>> begin

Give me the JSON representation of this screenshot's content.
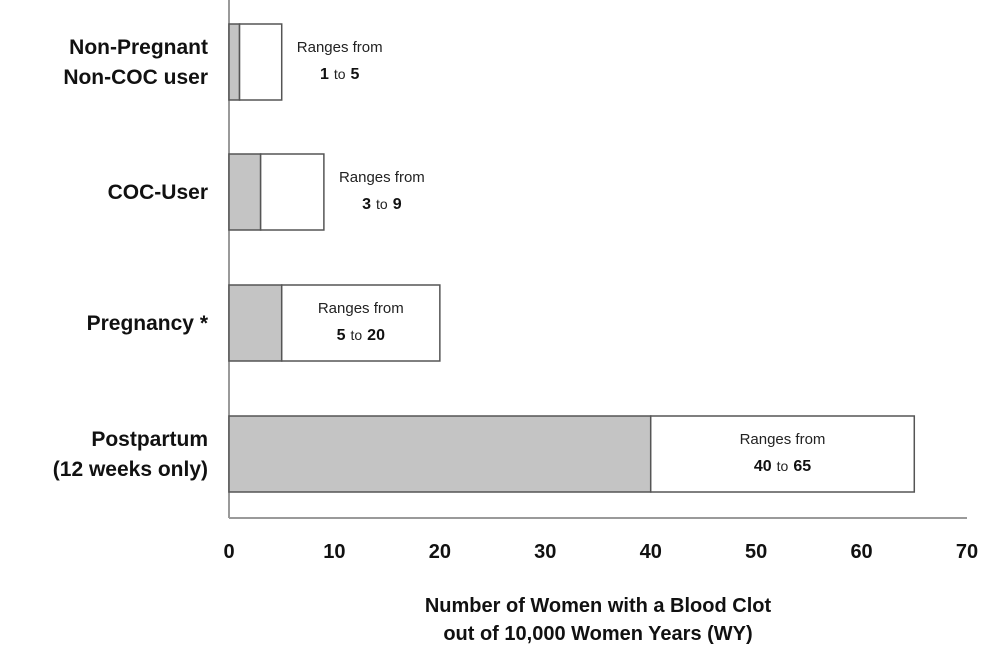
{
  "chart_data": {
    "type": "bar",
    "orientation": "horizontal",
    "stacked": true,
    "categories": [
      [
        "Non-Pregnant",
        "Non-COC user"
      ],
      [
        "COC-User"
      ],
      [
        "Pregnancy *"
      ],
      [
        "Postpartum",
        "(12 weeks only)"
      ]
    ],
    "series": [
      {
        "values": [
          1,
          3,
          5,
          40
        ],
        "color": "#c4c4c4"
      },
      {
        "values": [
          4,
          6,
          15,
          25
        ],
        "color": "#ffffff"
      }
    ],
    "ranges": [
      {
        "prefix": "Ranges from",
        "low": "1",
        "to": "to",
        "high": "5"
      },
      {
        "prefix": "Ranges from",
        "low": "3",
        "to": "to",
        "high": "9"
      },
      {
        "prefix": "Ranges from",
        "low": "5",
        "to": "to",
        "high": "20"
      },
      {
        "prefix": "Ranges from",
        "low": "40",
        "to": "to",
        "high": "65"
      }
    ],
    "xlim": [
      0,
      70
    ],
    "xticks": [
      "0",
      "10",
      "20",
      "30",
      "40",
      "50",
      "60",
      "70"
    ],
    "xlabel": [
      "Number of Women with a  Blood Clot",
      "out of  10,000 Women Years (WY)"
    ],
    "ylabel": "",
    "title": "",
    "grid": false,
    "legend": "none",
    "colors": {
      "low_fill": "#c4c4c4",
      "high_fill": "#ffffff",
      "stroke": "#555555",
      "axis": "#9a9a9a"
    }
  }
}
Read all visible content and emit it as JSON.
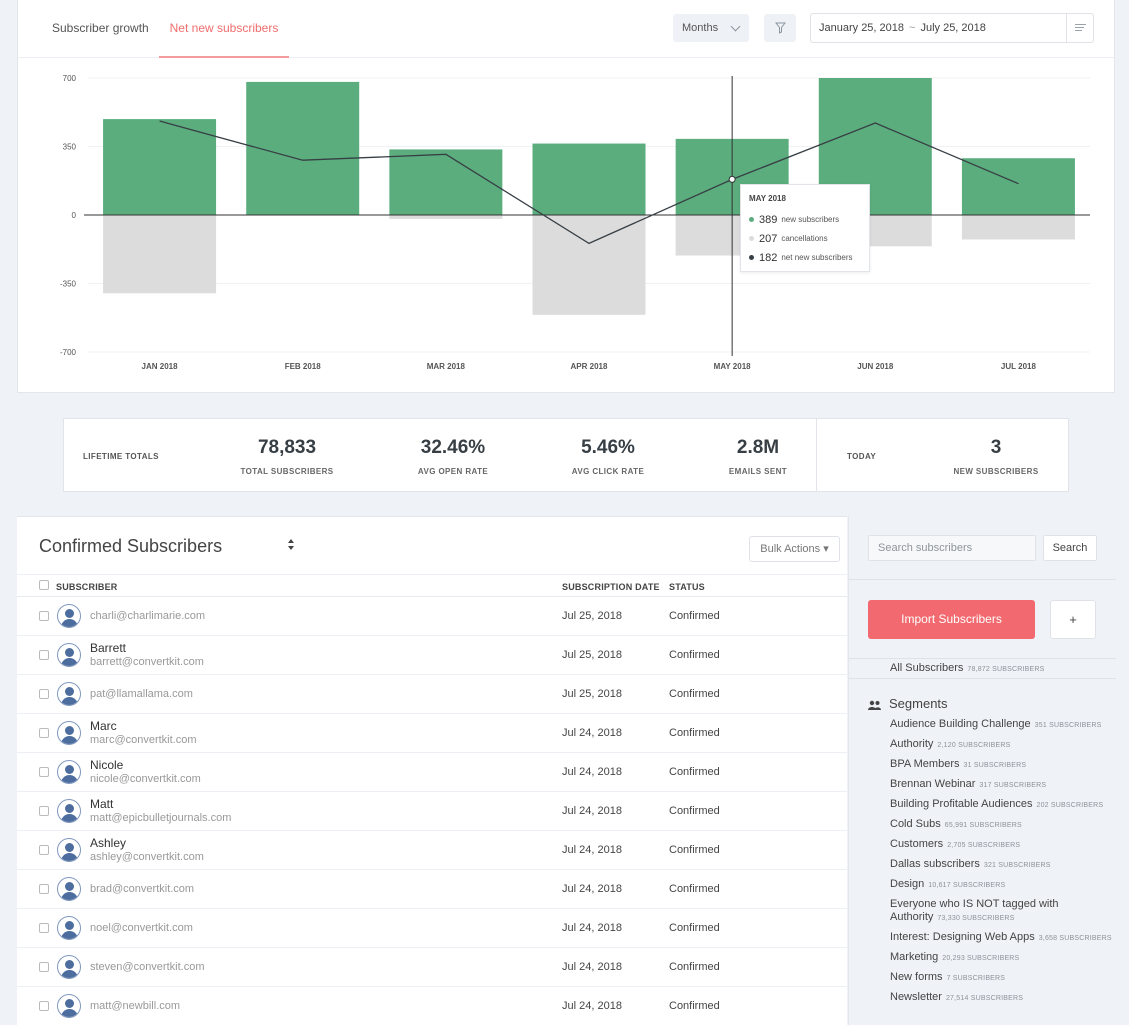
{
  "header": {
    "tabs": [
      "Subscriber growth",
      "Net new subscribers"
    ],
    "period_label": "Months",
    "date_start": "January 25, 2018",
    "date_sep": "~",
    "date_end": "July 25, 2018"
  },
  "chart_data": {
    "type": "bar",
    "categories": [
      "JAN 2018",
      "FEB 2018",
      "MAR 2018",
      "APR 2018",
      "MAY 2018",
      "JUN 2018",
      "JUL 2018"
    ],
    "series": [
      {
        "name": "new subscribers",
        "kind": "bar",
        "values": [
          490,
          680,
          335,
          365,
          389,
          700,
          290
        ],
        "color": "#5bad7e"
      },
      {
        "name": "cancellations",
        "kind": "bar",
        "values": [
          -400,
          0,
          -20,
          -510,
          -207,
          -160,
          -125
        ],
        "color": "#dcdcdc"
      },
      {
        "name": "net new subscribers",
        "kind": "line",
        "values": [
          480,
          280,
          310,
          -145,
          182,
          470,
          160
        ],
        "color": "#373f45"
      }
    ],
    "yticks": [
      700,
      350,
      0,
      -350,
      -700
    ],
    "ylim": [
      -700,
      700
    ],
    "highlight_index": 4,
    "tooltip": {
      "title": "MAY 2018",
      "rows": [
        {
          "value": "389",
          "label": "new subscribers",
          "color": "#5bad7e"
        },
        {
          "value": "207",
          "label": "cancellations",
          "color": "#dcdcdc"
        },
        {
          "value": "182",
          "label": "net new subscribers",
          "color": "#373f45"
        }
      ]
    }
  },
  "totals": {
    "lifetime_label": "LIFETIME TOTALS",
    "stats": [
      {
        "value": "78,833",
        "label": "TOTAL SUBSCRIBERS"
      },
      {
        "value": "32.46%",
        "label": "AVG OPEN RATE"
      },
      {
        "value": "5.46%",
        "label": "AVG CLICK RATE"
      },
      {
        "value": "2.8M",
        "label": "EMAILS SENT"
      }
    ],
    "today_label": "TODAY",
    "today_value": "3",
    "today_sub": "NEW SUBSCRIBERS"
  },
  "subscribers": {
    "title": "Confirmed Subscribers",
    "bulk_label": "Bulk Actions ▾",
    "columns": [
      "SUBSCRIBER",
      "SUBSCRIPTION DATE",
      "STATUS"
    ],
    "rows": [
      {
        "name": "",
        "email": "charli@charlimarie.com",
        "date": "Jul 25, 2018",
        "status": "Confirmed"
      },
      {
        "name": "Barrett",
        "email": "barrett@convertkit.com",
        "date": "Jul 25, 2018",
        "status": "Confirmed"
      },
      {
        "name": "",
        "email": "pat@llamallama.com",
        "date": "Jul 25, 2018",
        "status": "Confirmed"
      },
      {
        "name": "Marc",
        "email": "marc@convertkit.com",
        "date": "Jul 24, 2018",
        "status": "Confirmed"
      },
      {
        "name": "Nicole",
        "email": "nicole@convertkit.com",
        "date": "Jul 24, 2018",
        "status": "Confirmed"
      },
      {
        "name": "Matt",
        "email": "matt@epicbulletjournals.com",
        "date": "Jul 24, 2018",
        "status": "Confirmed"
      },
      {
        "name": "Ashley",
        "email": "ashley@convertkit.com",
        "date": "Jul 24, 2018",
        "status": "Confirmed"
      },
      {
        "name": "",
        "email": "brad@convertkit.com",
        "date": "Jul 24, 2018",
        "status": "Confirmed"
      },
      {
        "name": "",
        "email": "noel@convertkit.com",
        "date": "Jul 24, 2018",
        "status": "Confirmed"
      },
      {
        "name": "",
        "email": "steven@convertkit.com",
        "date": "Jul 24, 2018",
        "status": "Confirmed"
      },
      {
        "name": "",
        "email": "matt@newbill.com",
        "date": "Jul 24, 2018",
        "status": "Confirmed"
      }
    ]
  },
  "sidebar": {
    "search_placeholder": "Search subscribers",
    "search_label": "Search",
    "import_label": "Import Subscribers",
    "plus_label": "+",
    "all_label": "All Subscribers",
    "all_count": "78,872 SUBSCRIBERS",
    "segments_label": "Segments",
    "segments": [
      {
        "name": "Audience Building Challenge",
        "count": "351 SUBSCRIBERS"
      },
      {
        "name": "Authority",
        "count": "2,120 SUBSCRIBERS"
      },
      {
        "name": "BPA Members",
        "count": "31 SUBSCRIBERS"
      },
      {
        "name": "Brennan Webinar",
        "count": "317 SUBSCRIBERS"
      },
      {
        "name": "Building Profitable Audiences",
        "count": "202 SUBSCRIBERS"
      },
      {
        "name": "Cold Subs",
        "count": "65,991 SUBSCRIBERS"
      },
      {
        "name": "Customers",
        "count": "2,705 SUBSCRIBERS"
      },
      {
        "name": "Dallas subscribers",
        "count": "321 SUBSCRIBERS"
      },
      {
        "name": "Design",
        "count": "10,617 SUBSCRIBERS"
      },
      {
        "name": "Everyone who IS NOT tagged with Authority",
        "count": "73,330 SUBSCRIBERS"
      },
      {
        "name": "Interest: Designing Web Apps",
        "count": "3,658 SUBSCRIBERS"
      },
      {
        "name": "Marketing",
        "count": "20,293 SUBSCRIBERS"
      },
      {
        "name": "New forms",
        "count": "7 SUBSCRIBERS"
      },
      {
        "name": "Newsletter",
        "count": "27,514 SUBSCRIBERS"
      }
    ]
  }
}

>> end

• [Short problem]: Quote the preceding listing precisely and completely, omitting its images.

• [Output]:
Give me the JSON representation of this screenshot's content.
{
  "chart_data": {
    "type": "bar",
    "orientation": "horizontal",
    "stacked": true,
    "categories": [
      [
        "Non-Pregnant",
        "Non-COC user"
      ],
      [
        "COC-User"
      ],
      [
        "Pregnancy *"
      ],
      [
        "Postpartum",
        "(12 weeks only)"
      ]
    ],
    "series": [
      {
        "values": [
          1,
          3,
          5,
          40
        ],
        "color": "#c4c4c4"
      },
      {
        "values": [
          4,
          6,
          15,
          25
        ],
        "color": "#ffffff"
      }
    ],
    "ranges": [
      {
        "prefix": "Ranges from",
        "low": "1",
        "to": "to",
        "high": "5"
      },
      {
        "prefix": "Ranges from",
        "low": "3",
        "to": "to",
        "high": "9"
      },
      {
        "prefix": "Ranges from",
        "low": "5",
        "to": "to",
        "high": "20"
      },
      {
        "prefix": "Ranges from",
        "low": "40",
        "to": "to",
        "high": "65"
      }
    ],
    "xlim": [
      0,
      70
    ],
    "xticks": [
      "0",
      "10",
      "20",
      "30",
      "40",
      "50",
      "60",
      "70"
    ],
    "xlabel": [
      "Number of Women with a  Blood Clot",
      "out of  10,000 Women Years (WY)"
    ],
    "ylabel": "",
    "title": "",
    "grid": false,
    "legend": "none",
    "colors": {
      "low_fill": "#c4c4c4",
      "high_fill": "#ffffff",
      "stroke": "#555555",
      "axis": "#9a9a9a"
    }
  }
}
Read all visible content and emit it as JSON.
{
  "header": {
    "tabs": [
      "Subscriber growth",
      "Net new subscribers"
    ],
    "period_label": "Months",
    "date_start": "January 25, 2018",
    "date_sep": "~",
    "date_end": "July 25, 2018"
  },
  "chart_data": {
    "type": "bar",
    "categories": [
      "JAN 2018",
      "FEB 2018",
      "MAR 2018",
      "APR 2018",
      "MAY 2018",
      "JUN 2018",
      "JUL 2018"
    ],
    "series": [
      {
        "name": "new subscribers",
        "kind": "bar",
        "values": [
          490,
          680,
          335,
          365,
          389,
          700,
          290
        ],
        "color": "#5bad7e"
      },
      {
        "name": "cancellations",
        "kind": "bar",
        "values": [
          -400,
          0,
          -20,
          -510,
          -207,
          -160,
          -125
        ],
        "color": "#dcdcdc"
      },
      {
        "name": "net new subscribers",
        "kind": "line",
        "values": [
          480,
          280,
          310,
          -145,
          182,
          470,
          160
        ],
        "color": "#373f45"
      }
    ],
    "yticks": [
      700,
      350,
      0,
      -350,
      -700
    ],
    "ylim": [
      -700,
      700
    ],
    "highlight_index": 4,
    "tooltip": {
      "title": "MAY 2018",
      "rows": [
        {
          "value": "389",
          "label": "new subscribers",
          "color": "#5bad7e"
        },
        {
          "value": "207",
          "label": "cancellations",
          "color": "#dcdcdc"
        },
        {
          "value": "182",
          "label": "net new subscribers",
          "color": "#373f45"
        }
      ]
    }
  },
  "totals": {
    "lifetime_label": "LIFETIME TOTALS",
    "stats": [
      {
        "value": "78,833",
        "label": "TOTAL SUBSCRIBERS"
      },
      {
        "value": "32.46%",
        "label": "AVG OPEN RATE"
      },
      {
        "value": "5.46%",
        "label": "AVG CLICK RATE"
      },
      {
        "value": "2.8M",
        "label": "EMAILS SENT"
      }
    ],
    "today_label": "TODAY",
    "today_value": "3",
    "today_sub": "NEW SUBSCRIBERS"
  },
  "subscribers": {
    "title": "Confirmed Subscribers",
    "bulk_label": "Bulk Actions ▾",
    "columns": [
      "SUBSCRIBER",
      "SUBSCRIPTION DATE",
      "STATUS"
    ],
    "rows": [
      {
        "name": "",
        "email": "charli@charlimarie.com",
        "date": "Jul 25, 2018",
        "status": "Confirmed"
      },
      {
        "name": "Barrett",
        "email": "barrett@convertkit.com",
        "date": "Jul 25, 2018",
        "status": "Confirmed"
      },
      {
        "name": "",
        "email": "pat@llamallama.com",
        "date": "Jul 25, 2018",
        "status": "Confirmed"
      },
      {
        "name": "Marc",
        "email": "marc@convertkit.com",
        "date": "Jul 24, 2018",
        "status": "Confirmed"
      },
      {
        "name": "Nicole",
        "email": "nicole@convertkit.com",
        "date": "Jul 24, 2018",
        "status": "Confirmed"
      },
      {
        "name": "Matt",
        "email": "matt@epicbulletjournals.com",
        "date": "Jul 24, 2018",
        "status": "Confirmed"
      },
      {
        "name": "Ashley",
        "email": "ashley@convertkit.com",
        "date": "Jul 24, 2018",
        "status": "Confirmed"
      },
      {
        "name": "",
        "email": "brad@convertkit.com",
        "date": "Jul 24, 2018",
        "status": "Confirmed"
      },
      {
        "name": "",
        "email": "noel@convertkit.com",
        "date": "Jul 24, 2018",
        "status": "Confirmed"
      },
      {
        "name": "",
        "email": "steven@convertkit.com",
        "date": "Jul 24, 2018",
        "status": "Confirmed"
      },
      {
        "name": "",
        "email": "matt@newbill.com",
        "date": "Jul 24, 2018",
        "status": "Confirmed"
      }
    ]
  },
  "sidebar": {
    "search_placeholder": "Search subscribers",
    "search_label": "Search",
    "import_label": "Import Subscribers",
    "plus_label": "+",
    "all_label": "All Subscribers",
    "all_count": "78,872 SUBSCRIBERS",
    "segments_label": "Segments",
    "segments": [
      {
        "name": "Audience Building Challenge",
        "count": "351 SUBSCRIBERS"
      },
      {
        "name": "Authority",
        "count": "2,120 SUBSCRIBERS"
      },
      {
        "name": "BPA Members",
        "count": "31 SUBSCRIBERS"
      },
      {
        "name": "Brennan Webinar",
        "count": "317 SUBSCRIBERS"
      },
      {
        "name": "Building Profitable Audiences",
        "count": "202 SUBSCRIBERS"
      },
      {
        "name": "Cold Subs",
        "count": "65,991 SUBSCRIBERS"
      },
      {
        "name": "Customers",
        "count": "2,705 SUBSCRIBERS"
      },
      {
        "name": "Dallas subscribers",
        "count": "321 SUBSCRIBERS"
      },
      {
        "name": "Design",
        "count": "10,617 SUBSCRIBERS"
      },
      {
        "name": "Everyone who IS NOT tagged with Authority",
        "count": "73,330 SUBSCRIBERS"
      },
      {
        "name": "Interest: Designing Web Apps",
        "count": "3,658 SUBSCRIBERS"
      },
      {
        "name": "Marketing",
        "count": "20,293 SUBSCRIBERS"
      },
      {
        "name": "New forms",
        "count": "7 SUBSCRIBERS"
      },
      {
        "name": "Newsletter",
        "count": "27,514 SUBSCRIBERS"
      }
    ]
  }
}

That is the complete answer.